_EXERCISE_: Report each line of the data that has "Nutrición" somewhere in it.

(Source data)
-.-.-

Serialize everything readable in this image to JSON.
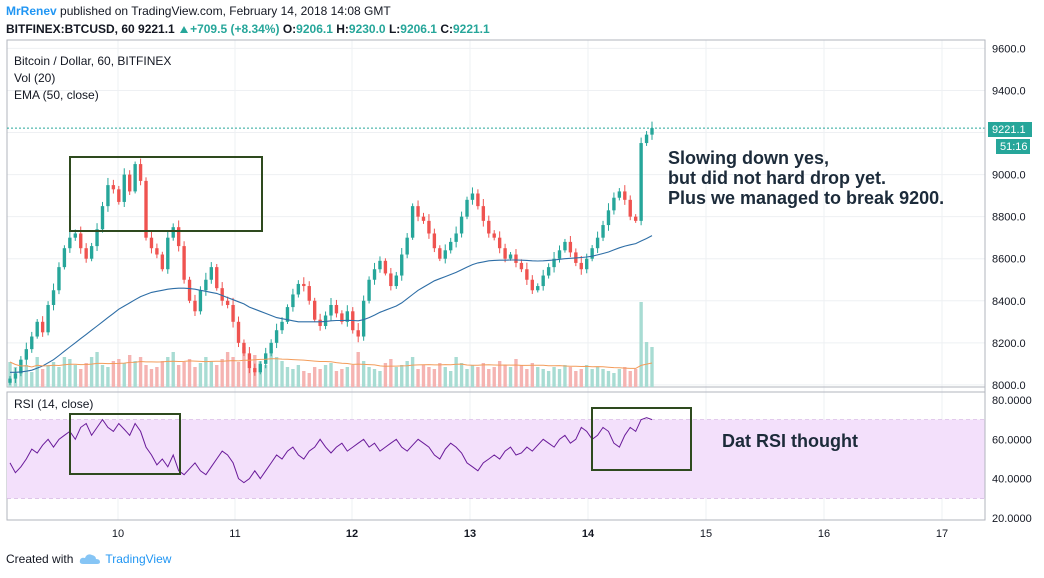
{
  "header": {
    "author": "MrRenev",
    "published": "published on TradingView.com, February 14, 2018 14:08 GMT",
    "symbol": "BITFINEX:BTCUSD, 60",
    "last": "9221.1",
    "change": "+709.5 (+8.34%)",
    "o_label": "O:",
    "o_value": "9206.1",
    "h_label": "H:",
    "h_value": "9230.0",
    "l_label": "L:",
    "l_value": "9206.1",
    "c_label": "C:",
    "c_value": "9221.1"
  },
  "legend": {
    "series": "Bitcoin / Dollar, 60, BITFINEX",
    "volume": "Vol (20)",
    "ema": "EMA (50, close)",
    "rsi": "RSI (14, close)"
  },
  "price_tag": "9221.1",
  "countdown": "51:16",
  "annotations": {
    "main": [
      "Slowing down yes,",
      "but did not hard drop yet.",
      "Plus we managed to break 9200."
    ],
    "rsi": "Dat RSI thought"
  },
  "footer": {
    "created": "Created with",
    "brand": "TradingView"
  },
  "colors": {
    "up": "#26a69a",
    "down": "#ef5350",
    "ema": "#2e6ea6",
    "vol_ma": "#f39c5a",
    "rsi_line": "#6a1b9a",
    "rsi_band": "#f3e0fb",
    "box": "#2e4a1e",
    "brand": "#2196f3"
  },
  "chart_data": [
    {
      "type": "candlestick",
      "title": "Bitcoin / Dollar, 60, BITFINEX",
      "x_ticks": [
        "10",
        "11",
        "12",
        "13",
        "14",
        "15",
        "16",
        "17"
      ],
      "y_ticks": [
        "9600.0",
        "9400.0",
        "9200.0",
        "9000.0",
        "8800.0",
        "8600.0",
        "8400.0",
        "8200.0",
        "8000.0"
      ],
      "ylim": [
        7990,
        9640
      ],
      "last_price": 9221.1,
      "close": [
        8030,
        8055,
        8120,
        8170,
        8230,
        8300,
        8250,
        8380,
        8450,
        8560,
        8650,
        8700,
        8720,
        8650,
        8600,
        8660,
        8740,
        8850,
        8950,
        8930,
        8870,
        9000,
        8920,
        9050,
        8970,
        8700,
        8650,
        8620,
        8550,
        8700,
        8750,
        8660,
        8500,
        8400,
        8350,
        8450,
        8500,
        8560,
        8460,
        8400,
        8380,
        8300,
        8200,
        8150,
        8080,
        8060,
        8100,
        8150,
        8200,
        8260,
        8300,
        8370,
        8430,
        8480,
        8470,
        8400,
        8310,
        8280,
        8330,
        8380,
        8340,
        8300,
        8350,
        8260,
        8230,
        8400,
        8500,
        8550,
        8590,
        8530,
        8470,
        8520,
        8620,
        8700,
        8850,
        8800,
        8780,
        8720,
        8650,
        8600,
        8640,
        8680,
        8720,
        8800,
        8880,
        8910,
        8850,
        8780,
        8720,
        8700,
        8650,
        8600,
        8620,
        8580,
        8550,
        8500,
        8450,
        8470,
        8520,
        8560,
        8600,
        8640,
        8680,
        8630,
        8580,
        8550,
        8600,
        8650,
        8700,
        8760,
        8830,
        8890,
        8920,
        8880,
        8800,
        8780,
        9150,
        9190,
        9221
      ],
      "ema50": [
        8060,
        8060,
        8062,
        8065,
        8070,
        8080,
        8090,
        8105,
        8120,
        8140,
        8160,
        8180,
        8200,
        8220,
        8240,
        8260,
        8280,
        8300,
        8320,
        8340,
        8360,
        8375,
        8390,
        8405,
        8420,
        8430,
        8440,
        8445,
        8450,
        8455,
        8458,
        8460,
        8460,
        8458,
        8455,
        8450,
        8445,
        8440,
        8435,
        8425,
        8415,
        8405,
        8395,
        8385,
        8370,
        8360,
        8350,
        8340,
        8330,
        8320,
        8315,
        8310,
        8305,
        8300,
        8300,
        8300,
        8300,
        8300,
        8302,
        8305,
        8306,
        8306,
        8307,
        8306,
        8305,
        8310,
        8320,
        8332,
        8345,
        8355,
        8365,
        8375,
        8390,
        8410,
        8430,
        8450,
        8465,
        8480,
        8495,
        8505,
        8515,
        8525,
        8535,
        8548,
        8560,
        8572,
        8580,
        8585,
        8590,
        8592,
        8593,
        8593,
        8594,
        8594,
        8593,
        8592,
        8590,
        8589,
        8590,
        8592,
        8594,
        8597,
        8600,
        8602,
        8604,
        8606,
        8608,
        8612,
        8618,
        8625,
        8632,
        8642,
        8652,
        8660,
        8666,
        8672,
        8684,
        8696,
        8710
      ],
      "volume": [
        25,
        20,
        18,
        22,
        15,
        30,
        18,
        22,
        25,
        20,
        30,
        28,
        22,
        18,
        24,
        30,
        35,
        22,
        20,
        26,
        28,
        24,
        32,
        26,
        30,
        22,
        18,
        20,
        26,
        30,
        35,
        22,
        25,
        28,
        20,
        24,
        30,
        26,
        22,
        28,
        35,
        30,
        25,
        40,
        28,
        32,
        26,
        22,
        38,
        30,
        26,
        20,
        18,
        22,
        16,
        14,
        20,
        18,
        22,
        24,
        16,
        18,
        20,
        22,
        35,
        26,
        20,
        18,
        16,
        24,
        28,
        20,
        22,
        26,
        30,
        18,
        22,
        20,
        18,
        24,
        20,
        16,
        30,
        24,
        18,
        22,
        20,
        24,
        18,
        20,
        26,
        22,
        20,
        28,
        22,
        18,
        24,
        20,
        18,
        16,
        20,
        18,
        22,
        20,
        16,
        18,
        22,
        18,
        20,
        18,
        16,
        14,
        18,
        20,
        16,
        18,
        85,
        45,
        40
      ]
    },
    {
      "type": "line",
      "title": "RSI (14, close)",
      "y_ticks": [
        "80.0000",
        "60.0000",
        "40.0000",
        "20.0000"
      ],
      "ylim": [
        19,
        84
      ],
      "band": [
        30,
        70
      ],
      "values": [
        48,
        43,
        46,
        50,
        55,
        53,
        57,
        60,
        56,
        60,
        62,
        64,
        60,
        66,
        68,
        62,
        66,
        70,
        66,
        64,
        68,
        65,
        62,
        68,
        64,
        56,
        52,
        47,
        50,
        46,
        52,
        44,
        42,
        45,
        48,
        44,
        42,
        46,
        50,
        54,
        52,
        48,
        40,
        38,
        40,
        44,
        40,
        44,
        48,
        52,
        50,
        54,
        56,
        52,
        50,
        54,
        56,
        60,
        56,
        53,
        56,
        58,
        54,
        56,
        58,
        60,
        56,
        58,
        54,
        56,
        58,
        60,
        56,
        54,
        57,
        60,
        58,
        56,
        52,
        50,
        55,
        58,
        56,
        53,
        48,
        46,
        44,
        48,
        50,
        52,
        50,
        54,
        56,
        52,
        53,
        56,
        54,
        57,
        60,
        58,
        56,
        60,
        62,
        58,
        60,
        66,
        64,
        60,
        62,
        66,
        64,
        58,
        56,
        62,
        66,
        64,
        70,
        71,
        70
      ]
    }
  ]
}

-.-.-

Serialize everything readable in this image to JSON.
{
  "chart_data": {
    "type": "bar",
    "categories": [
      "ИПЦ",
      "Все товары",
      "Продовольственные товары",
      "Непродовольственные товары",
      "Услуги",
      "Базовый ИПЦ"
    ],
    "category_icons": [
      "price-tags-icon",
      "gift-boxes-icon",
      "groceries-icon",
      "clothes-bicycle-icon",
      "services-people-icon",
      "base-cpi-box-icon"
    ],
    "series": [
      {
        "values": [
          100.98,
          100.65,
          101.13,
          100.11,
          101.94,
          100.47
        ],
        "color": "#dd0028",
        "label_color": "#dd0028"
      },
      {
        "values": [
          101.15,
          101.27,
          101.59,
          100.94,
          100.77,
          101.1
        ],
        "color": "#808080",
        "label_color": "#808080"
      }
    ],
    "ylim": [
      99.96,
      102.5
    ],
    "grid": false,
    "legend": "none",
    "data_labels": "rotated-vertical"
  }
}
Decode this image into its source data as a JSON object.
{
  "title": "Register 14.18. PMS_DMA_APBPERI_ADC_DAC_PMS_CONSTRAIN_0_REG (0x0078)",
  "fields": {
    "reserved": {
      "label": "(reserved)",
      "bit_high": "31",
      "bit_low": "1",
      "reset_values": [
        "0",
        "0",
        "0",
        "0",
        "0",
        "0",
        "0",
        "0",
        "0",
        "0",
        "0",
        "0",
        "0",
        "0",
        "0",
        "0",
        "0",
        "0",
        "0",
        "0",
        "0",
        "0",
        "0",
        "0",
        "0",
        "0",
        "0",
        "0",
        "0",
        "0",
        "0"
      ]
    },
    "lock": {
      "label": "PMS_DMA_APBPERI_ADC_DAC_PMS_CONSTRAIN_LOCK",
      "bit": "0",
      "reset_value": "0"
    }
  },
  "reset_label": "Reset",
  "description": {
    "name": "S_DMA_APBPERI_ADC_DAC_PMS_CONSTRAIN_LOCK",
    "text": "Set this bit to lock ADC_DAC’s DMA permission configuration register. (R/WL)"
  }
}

-.-.-

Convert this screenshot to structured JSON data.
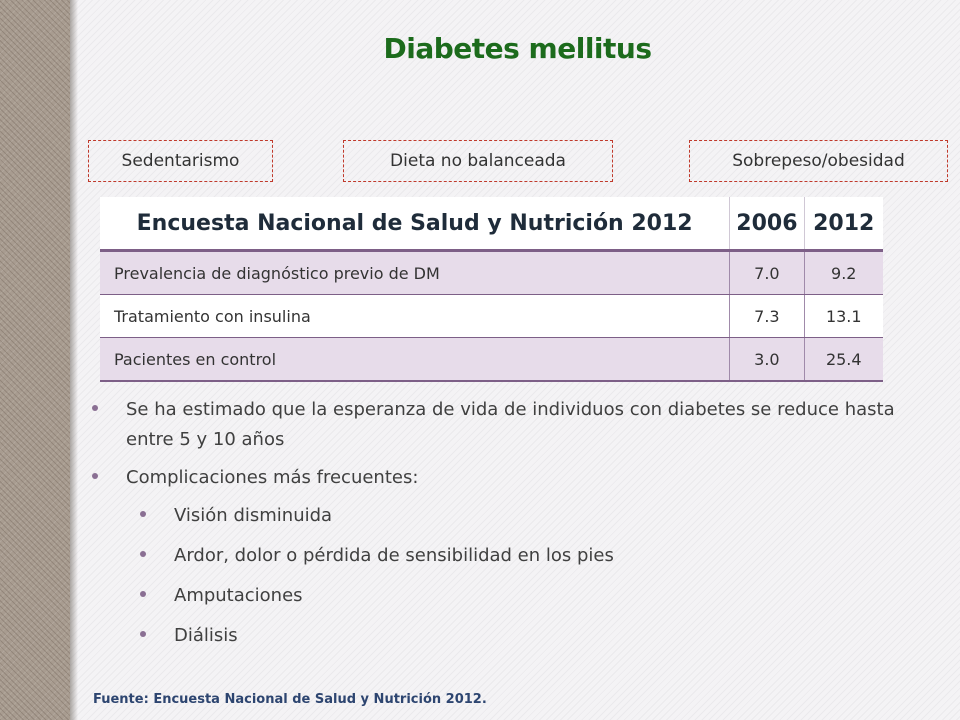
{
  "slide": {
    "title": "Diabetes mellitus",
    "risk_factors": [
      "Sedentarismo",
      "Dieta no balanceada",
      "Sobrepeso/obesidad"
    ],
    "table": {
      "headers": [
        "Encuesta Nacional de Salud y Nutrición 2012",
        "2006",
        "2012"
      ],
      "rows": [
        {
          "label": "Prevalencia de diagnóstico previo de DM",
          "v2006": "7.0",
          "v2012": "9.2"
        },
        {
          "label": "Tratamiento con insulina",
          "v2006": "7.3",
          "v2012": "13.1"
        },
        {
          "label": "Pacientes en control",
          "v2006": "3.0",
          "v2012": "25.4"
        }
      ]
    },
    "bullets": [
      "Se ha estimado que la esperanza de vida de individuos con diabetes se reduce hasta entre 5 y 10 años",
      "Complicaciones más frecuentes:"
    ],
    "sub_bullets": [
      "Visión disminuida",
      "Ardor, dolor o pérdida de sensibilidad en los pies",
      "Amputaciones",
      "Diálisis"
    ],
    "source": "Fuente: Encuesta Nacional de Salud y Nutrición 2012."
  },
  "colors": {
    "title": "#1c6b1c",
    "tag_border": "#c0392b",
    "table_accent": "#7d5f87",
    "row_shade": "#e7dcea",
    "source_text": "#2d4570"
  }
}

-.-.-

_ANSWER FOR THIS EXERCISE_:
        "Encuesta Nacional de Salud y Nutrición 2012",
    "source": "Fuente: Encuesta Nacional de Salud y Nutrición 2012."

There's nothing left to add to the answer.